▶ _What to do_: Wherever a line in the data below holds "Andel", copy that line.

Dataset entries on figures
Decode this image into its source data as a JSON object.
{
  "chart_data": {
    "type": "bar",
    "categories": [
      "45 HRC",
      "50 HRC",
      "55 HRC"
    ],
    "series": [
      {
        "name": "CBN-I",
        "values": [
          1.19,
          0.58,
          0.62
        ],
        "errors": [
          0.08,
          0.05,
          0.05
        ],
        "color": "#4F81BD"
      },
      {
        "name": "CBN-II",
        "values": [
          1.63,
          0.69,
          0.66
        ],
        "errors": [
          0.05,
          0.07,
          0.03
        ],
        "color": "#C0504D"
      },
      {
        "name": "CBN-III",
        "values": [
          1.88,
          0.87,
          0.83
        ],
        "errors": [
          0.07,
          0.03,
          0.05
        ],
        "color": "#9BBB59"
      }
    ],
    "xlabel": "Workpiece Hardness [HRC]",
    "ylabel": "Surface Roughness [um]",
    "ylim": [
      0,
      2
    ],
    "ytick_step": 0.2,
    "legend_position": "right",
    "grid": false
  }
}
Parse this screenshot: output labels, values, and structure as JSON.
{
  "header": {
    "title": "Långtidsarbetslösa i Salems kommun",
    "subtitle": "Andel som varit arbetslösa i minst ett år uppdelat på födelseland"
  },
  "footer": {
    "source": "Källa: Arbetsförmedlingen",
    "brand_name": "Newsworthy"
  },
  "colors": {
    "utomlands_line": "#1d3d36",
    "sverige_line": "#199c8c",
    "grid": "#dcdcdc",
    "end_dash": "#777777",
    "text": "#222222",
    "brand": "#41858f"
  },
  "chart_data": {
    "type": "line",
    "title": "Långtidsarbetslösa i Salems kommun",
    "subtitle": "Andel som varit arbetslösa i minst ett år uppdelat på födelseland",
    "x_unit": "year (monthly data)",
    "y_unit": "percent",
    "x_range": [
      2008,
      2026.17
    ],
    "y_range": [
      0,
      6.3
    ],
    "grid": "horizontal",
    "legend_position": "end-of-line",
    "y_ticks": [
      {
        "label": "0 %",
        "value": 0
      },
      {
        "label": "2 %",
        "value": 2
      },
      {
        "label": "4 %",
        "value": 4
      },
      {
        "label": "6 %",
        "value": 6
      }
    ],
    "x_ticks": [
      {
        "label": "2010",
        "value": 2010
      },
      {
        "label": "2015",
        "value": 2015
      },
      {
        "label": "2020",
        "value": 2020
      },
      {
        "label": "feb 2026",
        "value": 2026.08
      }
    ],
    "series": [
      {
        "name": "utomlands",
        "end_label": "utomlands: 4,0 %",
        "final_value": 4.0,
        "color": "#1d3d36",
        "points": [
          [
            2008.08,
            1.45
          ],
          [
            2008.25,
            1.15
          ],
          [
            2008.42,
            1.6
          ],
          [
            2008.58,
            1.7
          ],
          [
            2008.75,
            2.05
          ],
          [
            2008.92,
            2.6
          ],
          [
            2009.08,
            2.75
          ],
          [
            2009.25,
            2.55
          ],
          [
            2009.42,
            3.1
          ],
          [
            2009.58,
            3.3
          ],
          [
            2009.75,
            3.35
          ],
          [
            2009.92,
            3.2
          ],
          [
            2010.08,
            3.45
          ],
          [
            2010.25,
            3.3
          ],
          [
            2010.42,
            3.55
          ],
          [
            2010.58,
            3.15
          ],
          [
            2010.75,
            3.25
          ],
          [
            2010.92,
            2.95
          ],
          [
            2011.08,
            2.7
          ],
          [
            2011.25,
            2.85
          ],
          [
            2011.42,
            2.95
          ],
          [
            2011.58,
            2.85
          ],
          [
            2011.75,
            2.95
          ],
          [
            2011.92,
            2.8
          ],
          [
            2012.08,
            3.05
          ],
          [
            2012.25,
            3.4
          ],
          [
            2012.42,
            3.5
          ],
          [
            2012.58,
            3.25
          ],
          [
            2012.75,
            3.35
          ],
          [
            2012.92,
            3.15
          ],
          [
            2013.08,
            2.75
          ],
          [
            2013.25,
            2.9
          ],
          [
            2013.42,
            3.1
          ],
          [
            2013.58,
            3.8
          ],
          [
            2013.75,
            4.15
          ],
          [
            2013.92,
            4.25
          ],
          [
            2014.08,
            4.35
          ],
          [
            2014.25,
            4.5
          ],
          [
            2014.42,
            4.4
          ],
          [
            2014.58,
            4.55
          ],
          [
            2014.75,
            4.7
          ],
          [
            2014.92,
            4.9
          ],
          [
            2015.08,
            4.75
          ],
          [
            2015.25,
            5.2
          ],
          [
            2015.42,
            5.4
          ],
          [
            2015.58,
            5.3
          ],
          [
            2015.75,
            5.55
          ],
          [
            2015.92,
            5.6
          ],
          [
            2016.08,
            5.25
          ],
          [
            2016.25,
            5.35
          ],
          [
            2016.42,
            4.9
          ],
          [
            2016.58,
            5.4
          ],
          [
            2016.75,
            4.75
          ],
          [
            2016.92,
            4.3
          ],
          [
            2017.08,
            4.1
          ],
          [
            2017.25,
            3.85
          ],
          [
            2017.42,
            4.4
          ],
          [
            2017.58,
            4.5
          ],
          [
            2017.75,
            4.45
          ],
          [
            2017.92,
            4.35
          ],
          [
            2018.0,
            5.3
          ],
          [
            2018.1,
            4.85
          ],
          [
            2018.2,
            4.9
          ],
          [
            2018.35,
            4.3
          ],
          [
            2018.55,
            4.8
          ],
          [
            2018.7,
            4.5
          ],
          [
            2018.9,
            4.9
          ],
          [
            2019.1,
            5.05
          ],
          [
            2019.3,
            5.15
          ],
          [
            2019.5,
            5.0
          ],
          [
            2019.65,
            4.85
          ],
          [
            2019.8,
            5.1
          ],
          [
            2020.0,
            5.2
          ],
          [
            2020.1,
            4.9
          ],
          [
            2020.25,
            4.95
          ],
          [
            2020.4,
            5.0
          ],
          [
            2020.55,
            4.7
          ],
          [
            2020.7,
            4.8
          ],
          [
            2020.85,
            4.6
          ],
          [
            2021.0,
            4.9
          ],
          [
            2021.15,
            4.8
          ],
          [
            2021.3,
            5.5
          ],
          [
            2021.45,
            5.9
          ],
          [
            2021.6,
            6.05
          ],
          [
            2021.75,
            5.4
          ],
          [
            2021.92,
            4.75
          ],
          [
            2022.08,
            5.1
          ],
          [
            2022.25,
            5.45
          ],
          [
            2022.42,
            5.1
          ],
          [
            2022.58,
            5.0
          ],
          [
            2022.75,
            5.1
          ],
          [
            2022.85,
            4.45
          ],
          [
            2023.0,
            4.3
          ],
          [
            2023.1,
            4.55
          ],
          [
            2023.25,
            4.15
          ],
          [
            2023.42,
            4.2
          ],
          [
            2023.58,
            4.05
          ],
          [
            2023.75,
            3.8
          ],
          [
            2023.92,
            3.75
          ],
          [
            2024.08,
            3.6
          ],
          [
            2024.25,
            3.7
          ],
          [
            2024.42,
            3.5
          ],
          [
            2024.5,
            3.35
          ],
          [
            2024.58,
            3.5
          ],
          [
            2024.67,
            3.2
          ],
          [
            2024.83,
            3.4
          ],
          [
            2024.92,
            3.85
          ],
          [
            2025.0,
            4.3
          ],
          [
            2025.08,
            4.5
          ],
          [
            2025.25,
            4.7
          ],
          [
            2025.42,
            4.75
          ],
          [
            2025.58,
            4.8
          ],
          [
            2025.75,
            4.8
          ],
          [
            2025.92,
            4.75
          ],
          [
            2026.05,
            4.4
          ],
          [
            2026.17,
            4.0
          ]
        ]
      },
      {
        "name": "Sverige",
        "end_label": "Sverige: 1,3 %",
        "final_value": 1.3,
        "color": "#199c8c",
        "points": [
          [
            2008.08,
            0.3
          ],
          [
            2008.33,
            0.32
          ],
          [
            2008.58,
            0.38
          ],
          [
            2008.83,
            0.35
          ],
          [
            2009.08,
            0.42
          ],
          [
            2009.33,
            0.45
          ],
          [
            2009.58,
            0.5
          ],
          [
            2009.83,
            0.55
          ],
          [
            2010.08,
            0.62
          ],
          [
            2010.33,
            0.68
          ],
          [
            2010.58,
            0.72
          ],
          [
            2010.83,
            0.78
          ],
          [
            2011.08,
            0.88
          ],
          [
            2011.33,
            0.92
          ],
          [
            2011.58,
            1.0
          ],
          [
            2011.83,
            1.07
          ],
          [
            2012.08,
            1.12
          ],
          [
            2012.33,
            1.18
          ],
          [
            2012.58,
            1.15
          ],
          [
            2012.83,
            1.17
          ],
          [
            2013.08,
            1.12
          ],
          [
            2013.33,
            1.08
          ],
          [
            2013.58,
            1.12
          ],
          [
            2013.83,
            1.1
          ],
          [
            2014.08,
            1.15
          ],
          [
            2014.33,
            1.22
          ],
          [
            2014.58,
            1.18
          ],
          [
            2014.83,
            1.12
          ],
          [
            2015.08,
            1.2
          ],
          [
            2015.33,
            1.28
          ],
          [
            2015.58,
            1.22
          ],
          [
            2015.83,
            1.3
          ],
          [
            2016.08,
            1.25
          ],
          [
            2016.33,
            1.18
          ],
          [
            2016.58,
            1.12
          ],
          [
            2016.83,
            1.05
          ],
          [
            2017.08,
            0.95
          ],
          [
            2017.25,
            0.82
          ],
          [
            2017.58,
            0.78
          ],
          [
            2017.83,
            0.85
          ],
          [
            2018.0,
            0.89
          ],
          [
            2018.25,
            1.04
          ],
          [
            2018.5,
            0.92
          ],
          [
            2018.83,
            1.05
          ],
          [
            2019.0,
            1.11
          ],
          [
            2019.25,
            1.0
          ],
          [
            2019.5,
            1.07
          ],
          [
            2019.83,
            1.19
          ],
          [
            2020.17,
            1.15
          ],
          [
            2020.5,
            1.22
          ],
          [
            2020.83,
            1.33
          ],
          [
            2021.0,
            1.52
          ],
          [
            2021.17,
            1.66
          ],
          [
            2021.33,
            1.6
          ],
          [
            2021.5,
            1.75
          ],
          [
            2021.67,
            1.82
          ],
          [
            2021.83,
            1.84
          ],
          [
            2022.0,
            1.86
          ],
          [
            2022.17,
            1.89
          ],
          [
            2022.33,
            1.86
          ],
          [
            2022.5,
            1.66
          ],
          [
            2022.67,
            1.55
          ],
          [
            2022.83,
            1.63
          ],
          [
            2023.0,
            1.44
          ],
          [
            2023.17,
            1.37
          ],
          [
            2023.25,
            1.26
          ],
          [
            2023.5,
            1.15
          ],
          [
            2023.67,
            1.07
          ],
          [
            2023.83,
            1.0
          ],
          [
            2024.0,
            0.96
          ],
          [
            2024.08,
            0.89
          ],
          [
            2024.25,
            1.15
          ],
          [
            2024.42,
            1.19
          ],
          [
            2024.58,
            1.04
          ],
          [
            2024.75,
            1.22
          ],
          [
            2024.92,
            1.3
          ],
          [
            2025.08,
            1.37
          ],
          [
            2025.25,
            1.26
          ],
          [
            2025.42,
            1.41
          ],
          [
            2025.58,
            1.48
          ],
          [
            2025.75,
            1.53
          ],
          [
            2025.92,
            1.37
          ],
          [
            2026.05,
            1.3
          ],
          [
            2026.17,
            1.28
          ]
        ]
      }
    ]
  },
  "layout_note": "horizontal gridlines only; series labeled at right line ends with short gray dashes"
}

▶ _Correct answer_:
    "subtitle": "Andel som varit arbetslösa i minst ett år uppdelat på födelseland"
    "subtitle": "Andel som varit arbetslösa i minst ett år uppdelat på födelseland",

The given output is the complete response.